Records supplied start
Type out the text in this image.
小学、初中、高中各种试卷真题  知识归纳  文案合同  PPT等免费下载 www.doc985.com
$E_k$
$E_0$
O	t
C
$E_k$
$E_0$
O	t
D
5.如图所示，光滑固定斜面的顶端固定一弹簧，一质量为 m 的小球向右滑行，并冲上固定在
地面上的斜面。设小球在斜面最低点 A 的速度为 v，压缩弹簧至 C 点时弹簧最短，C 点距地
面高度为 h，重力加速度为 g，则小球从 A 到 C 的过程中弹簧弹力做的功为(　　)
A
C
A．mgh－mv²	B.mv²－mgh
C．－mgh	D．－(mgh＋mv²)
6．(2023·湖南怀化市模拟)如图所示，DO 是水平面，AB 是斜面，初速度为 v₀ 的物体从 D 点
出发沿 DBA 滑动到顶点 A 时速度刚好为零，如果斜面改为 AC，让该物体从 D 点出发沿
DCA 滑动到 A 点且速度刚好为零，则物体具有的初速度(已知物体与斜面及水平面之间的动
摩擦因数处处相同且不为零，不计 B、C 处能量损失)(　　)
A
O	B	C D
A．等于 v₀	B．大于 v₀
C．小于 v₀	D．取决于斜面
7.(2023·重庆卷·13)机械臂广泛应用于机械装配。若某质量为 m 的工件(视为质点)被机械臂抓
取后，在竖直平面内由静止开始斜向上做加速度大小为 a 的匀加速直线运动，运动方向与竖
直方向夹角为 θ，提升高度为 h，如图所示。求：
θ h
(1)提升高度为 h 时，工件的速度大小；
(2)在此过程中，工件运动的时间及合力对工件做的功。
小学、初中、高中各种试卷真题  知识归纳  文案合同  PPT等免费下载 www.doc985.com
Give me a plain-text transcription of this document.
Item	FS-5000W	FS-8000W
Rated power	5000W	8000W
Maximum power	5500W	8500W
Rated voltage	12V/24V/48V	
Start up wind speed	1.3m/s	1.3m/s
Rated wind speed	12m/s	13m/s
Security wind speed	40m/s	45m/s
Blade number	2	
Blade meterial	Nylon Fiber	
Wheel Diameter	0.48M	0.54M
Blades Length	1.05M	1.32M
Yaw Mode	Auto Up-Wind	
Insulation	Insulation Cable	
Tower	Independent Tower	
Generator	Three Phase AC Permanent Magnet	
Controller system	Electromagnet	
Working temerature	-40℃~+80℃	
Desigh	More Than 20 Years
Records supplied end
What the task requires - Copy, character for character, the lines from the line that holds "Give me a plain-text" through the final line of the records above.

Response below -
Give me a plain-text transcription of this document.
Item	FS-5000W	FS-8000W
Rated power	5000W	8000W
Maximum power	5500W	8500W
Rated voltage	12V/24V/48V	
Start up wind speed	1.3m/s	1.3m/s
Rated wind speed	12m/s	13m/s
Security wind speed	40m/s	45m/s
Blade number	2	
Blade meterial	Nylon Fiber	
Wheel Diameter	0.48M	0.54M
Blades Length	1.05M	1.32M
Yaw Mode	Auto Up-Wind	
Insulation	Insulation Cable	
Tower	Independent Tower	
Generator	Three Phase AC Permanent Magnet	
Controller system	Electromagnet	
Working temerature	-40℃~+80℃	
Desigh	More Than 20 Years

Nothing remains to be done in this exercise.